What the task asks>
State how many lines in the entries below contain "Kant". Write nothing but the number.

Data records:
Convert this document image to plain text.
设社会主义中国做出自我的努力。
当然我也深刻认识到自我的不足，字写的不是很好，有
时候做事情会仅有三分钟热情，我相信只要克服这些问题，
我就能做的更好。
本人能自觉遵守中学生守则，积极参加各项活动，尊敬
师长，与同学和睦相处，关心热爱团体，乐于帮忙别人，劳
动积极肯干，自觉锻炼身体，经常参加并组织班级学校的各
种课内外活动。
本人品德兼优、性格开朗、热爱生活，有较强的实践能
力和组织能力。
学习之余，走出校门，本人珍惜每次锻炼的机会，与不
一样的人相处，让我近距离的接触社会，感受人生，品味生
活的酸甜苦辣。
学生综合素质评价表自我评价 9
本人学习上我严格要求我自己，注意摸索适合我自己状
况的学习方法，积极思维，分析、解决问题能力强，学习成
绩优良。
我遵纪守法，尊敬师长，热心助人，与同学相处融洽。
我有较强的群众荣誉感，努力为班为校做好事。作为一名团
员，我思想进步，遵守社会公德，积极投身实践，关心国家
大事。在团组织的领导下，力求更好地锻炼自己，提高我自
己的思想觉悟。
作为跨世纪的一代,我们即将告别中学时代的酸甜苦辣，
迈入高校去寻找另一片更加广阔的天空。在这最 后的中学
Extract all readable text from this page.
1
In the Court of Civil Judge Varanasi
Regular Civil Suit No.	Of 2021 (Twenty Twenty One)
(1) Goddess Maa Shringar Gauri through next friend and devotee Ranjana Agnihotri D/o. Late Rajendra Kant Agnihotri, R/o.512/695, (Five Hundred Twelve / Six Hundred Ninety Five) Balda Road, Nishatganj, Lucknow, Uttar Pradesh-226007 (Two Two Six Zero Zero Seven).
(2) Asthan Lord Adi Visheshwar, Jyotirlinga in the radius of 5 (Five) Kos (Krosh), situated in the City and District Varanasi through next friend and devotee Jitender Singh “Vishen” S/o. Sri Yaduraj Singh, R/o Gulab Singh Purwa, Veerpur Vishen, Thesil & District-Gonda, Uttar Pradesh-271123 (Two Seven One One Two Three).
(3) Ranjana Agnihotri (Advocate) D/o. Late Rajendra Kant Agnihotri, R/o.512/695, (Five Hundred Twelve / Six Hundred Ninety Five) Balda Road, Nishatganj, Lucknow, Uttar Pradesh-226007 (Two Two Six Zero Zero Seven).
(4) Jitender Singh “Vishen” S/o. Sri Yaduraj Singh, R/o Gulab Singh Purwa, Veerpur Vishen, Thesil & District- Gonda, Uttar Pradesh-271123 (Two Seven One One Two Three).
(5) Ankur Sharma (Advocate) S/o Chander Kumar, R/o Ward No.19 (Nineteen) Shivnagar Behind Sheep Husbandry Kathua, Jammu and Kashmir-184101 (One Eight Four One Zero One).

Task output>
2